Written instruction:
Find every line with the word "JSON" and report how many there are, without any other text.

Data provided:

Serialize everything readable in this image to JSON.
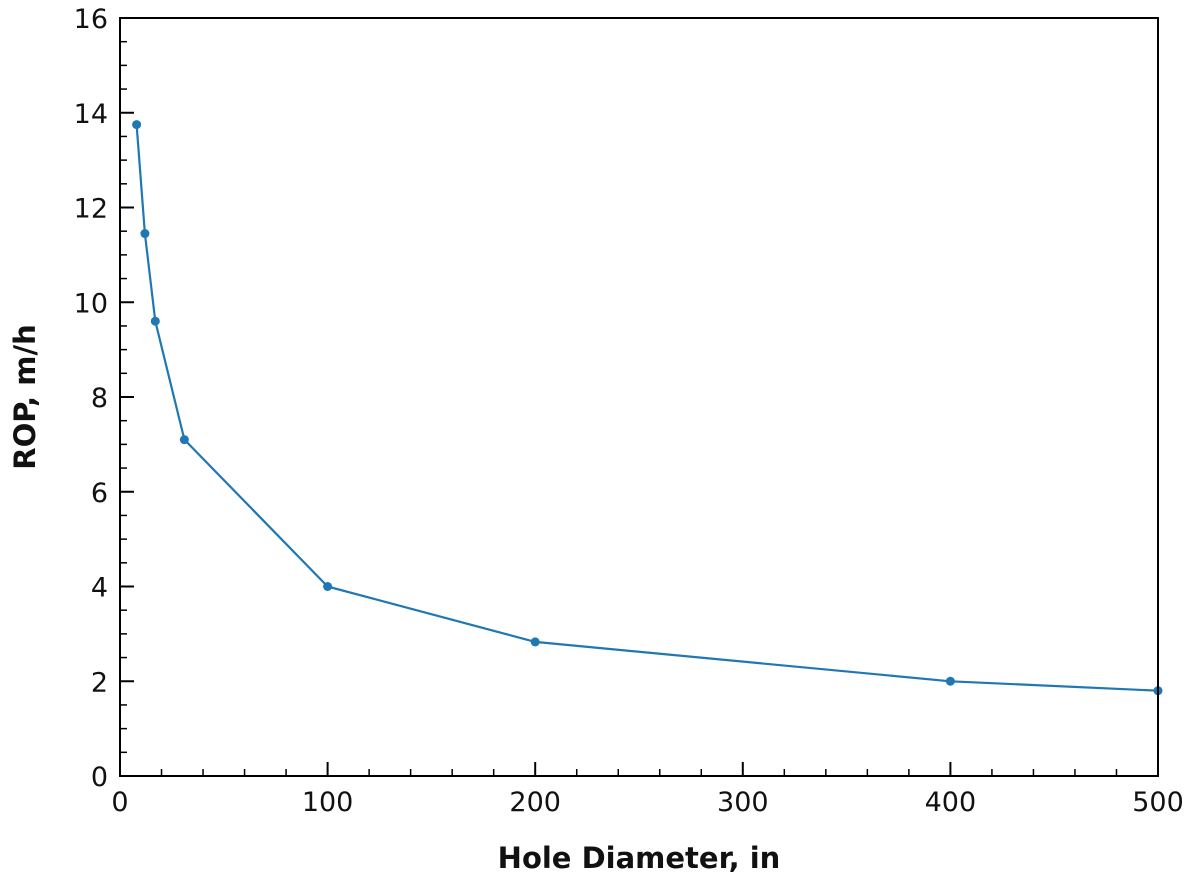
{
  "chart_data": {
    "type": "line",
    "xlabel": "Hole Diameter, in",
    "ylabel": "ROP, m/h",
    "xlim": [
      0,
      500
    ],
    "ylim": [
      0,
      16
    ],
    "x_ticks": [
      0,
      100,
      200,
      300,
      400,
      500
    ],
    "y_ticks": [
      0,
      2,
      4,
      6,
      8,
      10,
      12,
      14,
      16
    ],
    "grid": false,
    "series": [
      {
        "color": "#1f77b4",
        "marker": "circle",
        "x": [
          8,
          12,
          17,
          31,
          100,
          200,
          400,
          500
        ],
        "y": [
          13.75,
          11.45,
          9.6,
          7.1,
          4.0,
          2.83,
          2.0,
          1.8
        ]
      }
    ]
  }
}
* * *
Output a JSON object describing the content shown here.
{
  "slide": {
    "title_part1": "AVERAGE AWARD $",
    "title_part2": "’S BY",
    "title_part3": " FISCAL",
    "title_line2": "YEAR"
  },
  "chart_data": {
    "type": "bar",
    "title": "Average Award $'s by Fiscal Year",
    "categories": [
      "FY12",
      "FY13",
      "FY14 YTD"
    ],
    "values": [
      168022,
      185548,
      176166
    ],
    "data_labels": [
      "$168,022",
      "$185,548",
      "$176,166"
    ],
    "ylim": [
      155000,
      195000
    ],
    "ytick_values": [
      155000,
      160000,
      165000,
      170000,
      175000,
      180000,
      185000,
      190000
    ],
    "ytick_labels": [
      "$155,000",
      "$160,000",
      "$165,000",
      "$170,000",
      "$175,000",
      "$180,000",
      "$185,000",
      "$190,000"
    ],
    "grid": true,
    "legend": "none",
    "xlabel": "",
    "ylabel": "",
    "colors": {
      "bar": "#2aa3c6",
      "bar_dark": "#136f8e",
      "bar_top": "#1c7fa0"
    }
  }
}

Exercise output:
2